• [Written request]:
Count the lines below that contain the word "Windows". Give only the number.

• [Records for this task]:
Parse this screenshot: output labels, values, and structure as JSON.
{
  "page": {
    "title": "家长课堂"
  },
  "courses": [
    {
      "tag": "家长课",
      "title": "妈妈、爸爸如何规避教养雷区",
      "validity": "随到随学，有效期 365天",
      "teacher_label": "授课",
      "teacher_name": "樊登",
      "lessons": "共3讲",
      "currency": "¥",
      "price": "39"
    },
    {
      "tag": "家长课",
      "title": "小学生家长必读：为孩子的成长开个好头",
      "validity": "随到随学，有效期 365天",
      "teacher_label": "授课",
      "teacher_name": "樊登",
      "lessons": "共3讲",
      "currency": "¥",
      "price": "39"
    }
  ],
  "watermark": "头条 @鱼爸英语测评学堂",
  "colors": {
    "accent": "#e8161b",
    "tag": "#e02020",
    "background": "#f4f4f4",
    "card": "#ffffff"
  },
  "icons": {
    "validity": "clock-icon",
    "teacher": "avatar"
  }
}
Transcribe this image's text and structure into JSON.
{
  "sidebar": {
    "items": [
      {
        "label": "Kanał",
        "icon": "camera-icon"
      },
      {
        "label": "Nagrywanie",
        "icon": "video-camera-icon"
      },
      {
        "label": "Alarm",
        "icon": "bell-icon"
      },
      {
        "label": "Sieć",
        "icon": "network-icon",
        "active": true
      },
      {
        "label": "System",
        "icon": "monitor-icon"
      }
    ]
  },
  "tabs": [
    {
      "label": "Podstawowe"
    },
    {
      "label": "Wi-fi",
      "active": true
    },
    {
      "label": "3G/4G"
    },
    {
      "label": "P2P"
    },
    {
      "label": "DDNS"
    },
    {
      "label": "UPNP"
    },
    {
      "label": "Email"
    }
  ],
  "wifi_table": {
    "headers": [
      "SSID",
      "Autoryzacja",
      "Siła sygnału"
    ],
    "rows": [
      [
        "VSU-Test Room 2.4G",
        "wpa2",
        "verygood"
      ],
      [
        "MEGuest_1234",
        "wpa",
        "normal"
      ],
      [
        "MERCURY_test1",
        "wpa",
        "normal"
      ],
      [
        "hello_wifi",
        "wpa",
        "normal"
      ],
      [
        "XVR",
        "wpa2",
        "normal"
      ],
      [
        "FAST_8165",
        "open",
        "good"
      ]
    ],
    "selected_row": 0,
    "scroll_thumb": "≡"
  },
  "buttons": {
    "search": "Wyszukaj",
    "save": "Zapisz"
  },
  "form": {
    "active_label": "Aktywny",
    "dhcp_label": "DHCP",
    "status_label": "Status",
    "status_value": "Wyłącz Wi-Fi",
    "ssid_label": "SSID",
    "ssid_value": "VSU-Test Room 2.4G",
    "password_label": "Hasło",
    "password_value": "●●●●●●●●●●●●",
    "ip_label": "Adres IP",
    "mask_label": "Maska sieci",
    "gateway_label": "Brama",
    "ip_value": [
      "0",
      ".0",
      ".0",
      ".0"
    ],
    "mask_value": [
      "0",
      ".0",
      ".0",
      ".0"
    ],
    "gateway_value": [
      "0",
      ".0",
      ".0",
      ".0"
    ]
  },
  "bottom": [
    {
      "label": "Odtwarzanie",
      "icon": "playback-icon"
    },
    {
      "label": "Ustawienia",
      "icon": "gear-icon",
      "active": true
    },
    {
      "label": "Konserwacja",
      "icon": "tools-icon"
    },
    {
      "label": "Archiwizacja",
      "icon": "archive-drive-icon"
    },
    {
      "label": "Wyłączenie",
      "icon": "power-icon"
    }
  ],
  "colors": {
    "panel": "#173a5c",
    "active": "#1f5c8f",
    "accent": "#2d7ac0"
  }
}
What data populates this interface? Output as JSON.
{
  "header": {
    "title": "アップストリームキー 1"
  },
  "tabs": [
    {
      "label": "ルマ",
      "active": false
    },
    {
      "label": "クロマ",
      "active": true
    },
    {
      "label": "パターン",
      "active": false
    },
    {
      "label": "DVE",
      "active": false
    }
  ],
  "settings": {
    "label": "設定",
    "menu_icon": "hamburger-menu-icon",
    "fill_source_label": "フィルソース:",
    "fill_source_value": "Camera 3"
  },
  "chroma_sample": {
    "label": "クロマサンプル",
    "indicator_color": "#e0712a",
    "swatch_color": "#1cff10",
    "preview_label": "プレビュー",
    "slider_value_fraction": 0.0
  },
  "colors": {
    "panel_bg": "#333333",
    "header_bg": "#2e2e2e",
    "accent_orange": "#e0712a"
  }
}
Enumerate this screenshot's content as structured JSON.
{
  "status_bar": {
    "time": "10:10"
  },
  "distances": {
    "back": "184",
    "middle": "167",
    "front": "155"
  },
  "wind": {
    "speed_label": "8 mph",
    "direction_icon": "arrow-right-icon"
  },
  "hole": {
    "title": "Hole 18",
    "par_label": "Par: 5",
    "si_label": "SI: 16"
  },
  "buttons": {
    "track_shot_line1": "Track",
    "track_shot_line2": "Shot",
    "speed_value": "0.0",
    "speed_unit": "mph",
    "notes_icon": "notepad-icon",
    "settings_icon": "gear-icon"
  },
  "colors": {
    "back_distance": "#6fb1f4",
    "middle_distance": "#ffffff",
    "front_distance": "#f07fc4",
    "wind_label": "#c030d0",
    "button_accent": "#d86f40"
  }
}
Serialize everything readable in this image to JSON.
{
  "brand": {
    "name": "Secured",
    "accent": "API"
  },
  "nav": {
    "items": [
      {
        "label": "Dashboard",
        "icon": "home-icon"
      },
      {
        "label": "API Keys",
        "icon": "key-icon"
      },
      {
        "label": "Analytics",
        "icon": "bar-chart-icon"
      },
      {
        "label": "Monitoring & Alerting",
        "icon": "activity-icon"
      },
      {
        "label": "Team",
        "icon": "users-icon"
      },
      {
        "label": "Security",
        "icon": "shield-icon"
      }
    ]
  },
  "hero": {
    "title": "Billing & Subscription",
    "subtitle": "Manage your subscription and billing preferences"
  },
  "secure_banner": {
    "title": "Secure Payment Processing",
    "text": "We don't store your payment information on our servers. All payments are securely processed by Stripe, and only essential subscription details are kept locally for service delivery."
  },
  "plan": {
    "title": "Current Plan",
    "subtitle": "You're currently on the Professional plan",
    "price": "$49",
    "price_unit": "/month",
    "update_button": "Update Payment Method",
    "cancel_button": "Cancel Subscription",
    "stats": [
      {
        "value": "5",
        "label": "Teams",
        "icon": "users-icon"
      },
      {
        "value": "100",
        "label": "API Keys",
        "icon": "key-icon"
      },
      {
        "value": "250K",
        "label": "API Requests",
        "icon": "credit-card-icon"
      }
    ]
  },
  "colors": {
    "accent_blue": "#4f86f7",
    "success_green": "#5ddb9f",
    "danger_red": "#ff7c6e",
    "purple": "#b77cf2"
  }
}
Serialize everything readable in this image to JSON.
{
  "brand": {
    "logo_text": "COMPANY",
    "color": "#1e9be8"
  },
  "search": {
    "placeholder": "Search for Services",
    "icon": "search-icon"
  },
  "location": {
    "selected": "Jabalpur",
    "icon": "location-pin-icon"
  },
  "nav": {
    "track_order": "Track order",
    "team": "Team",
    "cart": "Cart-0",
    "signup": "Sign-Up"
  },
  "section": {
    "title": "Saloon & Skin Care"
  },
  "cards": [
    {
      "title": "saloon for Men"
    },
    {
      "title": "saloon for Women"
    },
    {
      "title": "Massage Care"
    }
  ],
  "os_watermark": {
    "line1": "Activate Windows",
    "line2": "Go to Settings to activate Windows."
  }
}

• [Answer below]:
2